▶ _What you need to do_
Gather every line that includes the word "JSON", please.

◆ ◆ ◆ ◆

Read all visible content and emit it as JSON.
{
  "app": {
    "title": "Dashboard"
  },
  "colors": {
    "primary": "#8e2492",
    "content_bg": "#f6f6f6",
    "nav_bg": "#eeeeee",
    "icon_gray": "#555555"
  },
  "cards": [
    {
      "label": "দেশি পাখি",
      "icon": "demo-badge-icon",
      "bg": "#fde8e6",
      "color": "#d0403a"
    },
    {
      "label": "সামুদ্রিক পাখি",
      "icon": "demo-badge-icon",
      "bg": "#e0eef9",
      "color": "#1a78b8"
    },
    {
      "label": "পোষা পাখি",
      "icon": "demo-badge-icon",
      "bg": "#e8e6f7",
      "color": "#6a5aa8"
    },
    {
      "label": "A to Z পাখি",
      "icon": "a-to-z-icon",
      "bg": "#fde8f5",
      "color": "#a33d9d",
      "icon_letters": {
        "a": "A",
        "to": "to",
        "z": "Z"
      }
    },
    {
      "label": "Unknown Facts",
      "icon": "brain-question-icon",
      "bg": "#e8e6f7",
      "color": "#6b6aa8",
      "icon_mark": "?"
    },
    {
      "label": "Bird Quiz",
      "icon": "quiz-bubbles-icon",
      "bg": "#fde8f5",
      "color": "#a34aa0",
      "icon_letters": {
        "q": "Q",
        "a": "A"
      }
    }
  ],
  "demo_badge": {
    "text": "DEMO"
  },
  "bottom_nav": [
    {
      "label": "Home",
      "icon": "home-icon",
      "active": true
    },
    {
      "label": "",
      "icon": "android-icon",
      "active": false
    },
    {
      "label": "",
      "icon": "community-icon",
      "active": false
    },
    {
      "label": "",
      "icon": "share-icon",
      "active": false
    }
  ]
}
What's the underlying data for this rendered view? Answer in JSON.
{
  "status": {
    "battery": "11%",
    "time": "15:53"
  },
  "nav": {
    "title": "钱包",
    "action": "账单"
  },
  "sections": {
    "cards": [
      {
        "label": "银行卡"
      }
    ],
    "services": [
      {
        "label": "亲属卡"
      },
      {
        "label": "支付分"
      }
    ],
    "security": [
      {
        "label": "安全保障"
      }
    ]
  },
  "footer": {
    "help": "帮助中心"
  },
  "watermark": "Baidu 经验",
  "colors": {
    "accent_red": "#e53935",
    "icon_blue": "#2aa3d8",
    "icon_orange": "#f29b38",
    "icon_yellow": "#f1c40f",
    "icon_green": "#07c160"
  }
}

◆ ◆ ◆ ◆

▶ _Output for this task_
Read all visible content and emit it as JSON.
What's the underlying data for this rendered view? Answer in JSON.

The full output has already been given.